◆ WHAT YOU WILL DO
Each line that follows is to be retyped exactly.

Entries taken from a collection

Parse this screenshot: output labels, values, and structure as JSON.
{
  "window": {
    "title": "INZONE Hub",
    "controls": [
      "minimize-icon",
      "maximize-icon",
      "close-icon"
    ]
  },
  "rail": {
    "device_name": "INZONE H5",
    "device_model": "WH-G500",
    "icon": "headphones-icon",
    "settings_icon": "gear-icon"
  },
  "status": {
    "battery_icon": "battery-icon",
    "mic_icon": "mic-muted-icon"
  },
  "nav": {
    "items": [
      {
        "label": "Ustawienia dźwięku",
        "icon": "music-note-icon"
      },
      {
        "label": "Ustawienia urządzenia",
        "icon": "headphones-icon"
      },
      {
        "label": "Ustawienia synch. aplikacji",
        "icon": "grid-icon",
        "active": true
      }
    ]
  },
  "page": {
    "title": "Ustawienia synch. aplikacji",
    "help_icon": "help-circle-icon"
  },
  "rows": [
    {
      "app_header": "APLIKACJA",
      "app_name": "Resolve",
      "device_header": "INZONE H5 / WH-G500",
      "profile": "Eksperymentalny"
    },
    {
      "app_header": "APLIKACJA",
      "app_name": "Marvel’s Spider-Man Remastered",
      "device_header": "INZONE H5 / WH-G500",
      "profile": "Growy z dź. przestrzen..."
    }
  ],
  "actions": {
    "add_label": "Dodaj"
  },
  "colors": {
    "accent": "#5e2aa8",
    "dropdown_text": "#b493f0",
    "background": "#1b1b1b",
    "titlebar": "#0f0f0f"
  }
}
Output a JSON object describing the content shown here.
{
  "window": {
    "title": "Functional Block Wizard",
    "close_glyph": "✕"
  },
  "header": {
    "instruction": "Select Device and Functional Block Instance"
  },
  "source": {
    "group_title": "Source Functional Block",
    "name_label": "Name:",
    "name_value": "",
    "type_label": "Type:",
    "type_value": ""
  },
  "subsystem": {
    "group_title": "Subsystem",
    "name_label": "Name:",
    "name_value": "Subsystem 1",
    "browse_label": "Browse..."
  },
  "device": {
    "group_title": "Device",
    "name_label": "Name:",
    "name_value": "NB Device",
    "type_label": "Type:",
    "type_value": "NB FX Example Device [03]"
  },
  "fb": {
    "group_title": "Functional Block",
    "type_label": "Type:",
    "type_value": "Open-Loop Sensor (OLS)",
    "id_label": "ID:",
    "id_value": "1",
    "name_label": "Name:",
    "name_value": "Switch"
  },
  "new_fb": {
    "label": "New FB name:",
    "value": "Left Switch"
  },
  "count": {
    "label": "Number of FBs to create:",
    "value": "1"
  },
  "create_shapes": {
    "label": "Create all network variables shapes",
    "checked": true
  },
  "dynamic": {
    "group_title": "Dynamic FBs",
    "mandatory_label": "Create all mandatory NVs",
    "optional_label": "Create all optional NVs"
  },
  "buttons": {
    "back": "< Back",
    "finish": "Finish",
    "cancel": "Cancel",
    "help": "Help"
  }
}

◆ OUTPUT BELOW
Parse this screenshot: output labels, values, and structure as JSON.
{
  "window": {
    "title": "INZONE Hub",
    "controls": [
      "minimize-icon",
      "maximize-icon",
      "close-icon"
    ]
  },
  "rail": {
    "device_name": "INZONE H5",
    "device_model": "WH-G500",
    "icon": "headphones-icon",
    "settings_icon": "gear-icon"
  },
  "status": {
    "battery_icon": "battery-icon",
    "mic_icon": "mic-muted-icon"
  },
  "nav": {
    "items": [
      {
        "label": "Ustawienia dźwięku",
        "icon": "music-note-icon"
      },
      {
        "label": "Ustawienia urządzenia",
        "icon": "headphones-icon"
      },
      {
        "label": "Ustawienia synch. aplikacji",
        "icon": "grid-icon",
        "active": true
      }
    ]
  },
  "page": {
    "title": "Ustawienia synch. aplikacji",
    "help_icon": "help-circle-icon"
  },
  "rows": [
    {
      "app_header": "APLIKACJA",
      "app_name": "Resolve",
      "device_header": "INZONE H5 / WH-G500",
      "profile": "Eksperymentalny"
    },
    {
      "app_header": "APLIKACJA",
      "app_name": "Marvel’s Spider-Man Remastered",
      "device_header": "INZONE H5 / WH-G500",
      "profile": "Growy z dź. przestrzen..."
    }
  ],
  "actions": {
    "add_label": "Dodaj"
  },
  "colors": {
    "accent": "#5e2aa8",
    "dropdown_text": "#b493f0",
    "background": "#1b1b1b",
    "titlebar": "#0f0f0f"
  }
}
Output a JSON object describing the content shown here.
{
  "window": {
    "title": "Functional Block Wizard",
    "close_glyph": "✕"
  },
  "header": {
    "instruction": "Select Device and Functional Block Instance"
  },
  "source": {
    "group_title": "Source Functional Block",
    "name_label": "Name:",
    "name_value": "",
    "type_label": "Type:",
    "type_value": ""
  },
  "subsystem": {
    "group_title": "Subsystem",
    "name_label": "Name:",
    "name_value": "Subsystem 1",
    "browse_label": "Browse..."
  },
  "device": {
    "group_title": "Device",
    "name_label": "Name:",
    "name_value": "NB Device",
    "type_label": "Type:",
    "type_value": "NB FX Example Device [03]"
  },
  "fb": {
    "group_title": "Functional Block",
    "type_label": "Type:",
    "type_value": "Open-Loop Sensor (OLS)",
    "id_label": "ID:",
    "id_value": "1",
    "name_label": "Name:",
    "name_value": "Switch"
  },
  "new_fb": {
    "label": "New FB name:",
    "value": "Left Switch"
  },
  "count": {
    "label": "Number of FBs to create:",
    "value": "1"
  },
  "create_shapes": {
    "label": "Create all network variables shapes",
    "checked": true
  },
  "dynamic": {
    "group_title": "Dynamic FBs",
    "mandatory_label": "Create all mandatory NVs",
    "optional_label": "Create all optional NVs"
  },
  "buttons": {
    "back": "< Back",
    "finish": "Finish",
    "cancel": "Cancel",
    "help": "Help"
  }
}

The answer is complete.